* _PROBLEM DESCRIPTION_: Search the material for "лето" and show all lines that contain it.

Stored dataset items
________________

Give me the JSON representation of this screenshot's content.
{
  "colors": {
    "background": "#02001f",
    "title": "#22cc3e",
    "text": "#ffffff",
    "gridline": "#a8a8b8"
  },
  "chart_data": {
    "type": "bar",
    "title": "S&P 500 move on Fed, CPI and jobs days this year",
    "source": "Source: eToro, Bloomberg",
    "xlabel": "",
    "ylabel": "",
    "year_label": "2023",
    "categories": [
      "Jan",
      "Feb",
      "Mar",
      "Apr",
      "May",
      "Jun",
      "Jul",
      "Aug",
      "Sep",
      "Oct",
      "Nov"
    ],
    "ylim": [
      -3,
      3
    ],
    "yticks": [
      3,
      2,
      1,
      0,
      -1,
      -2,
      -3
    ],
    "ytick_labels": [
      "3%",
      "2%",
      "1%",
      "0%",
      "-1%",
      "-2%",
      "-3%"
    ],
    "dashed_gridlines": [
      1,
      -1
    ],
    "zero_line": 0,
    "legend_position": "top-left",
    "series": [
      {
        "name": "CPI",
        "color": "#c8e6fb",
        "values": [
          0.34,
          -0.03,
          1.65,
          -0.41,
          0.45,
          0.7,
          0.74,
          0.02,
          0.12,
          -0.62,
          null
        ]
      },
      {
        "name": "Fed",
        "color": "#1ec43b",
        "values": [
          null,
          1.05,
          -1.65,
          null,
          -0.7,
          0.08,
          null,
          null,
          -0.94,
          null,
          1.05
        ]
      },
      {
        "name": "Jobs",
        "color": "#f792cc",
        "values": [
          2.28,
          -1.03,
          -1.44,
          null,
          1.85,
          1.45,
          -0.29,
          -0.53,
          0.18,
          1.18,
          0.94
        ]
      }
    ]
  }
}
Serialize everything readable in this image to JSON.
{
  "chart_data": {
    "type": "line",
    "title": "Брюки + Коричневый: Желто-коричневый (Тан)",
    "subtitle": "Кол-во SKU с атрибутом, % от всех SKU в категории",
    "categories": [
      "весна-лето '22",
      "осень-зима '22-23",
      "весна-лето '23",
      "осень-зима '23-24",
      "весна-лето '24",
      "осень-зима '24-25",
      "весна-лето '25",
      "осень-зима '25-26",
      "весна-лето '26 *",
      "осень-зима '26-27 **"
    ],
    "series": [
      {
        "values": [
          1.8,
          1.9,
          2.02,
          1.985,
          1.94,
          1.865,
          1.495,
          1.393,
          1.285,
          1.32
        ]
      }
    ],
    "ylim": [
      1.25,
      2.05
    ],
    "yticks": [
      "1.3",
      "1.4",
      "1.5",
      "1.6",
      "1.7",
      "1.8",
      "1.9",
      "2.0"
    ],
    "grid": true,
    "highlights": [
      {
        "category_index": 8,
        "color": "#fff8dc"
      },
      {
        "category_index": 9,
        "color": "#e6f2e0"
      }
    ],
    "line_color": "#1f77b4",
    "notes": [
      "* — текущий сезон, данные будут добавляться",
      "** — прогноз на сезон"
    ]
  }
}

________________

* _RESULT FOR THIS EXERCISE_:
      "весна-лето '22",
      "весна-лето '23",
      "весна-лето '24",
      "весна-лето '25",
      "весна-лето '26 *",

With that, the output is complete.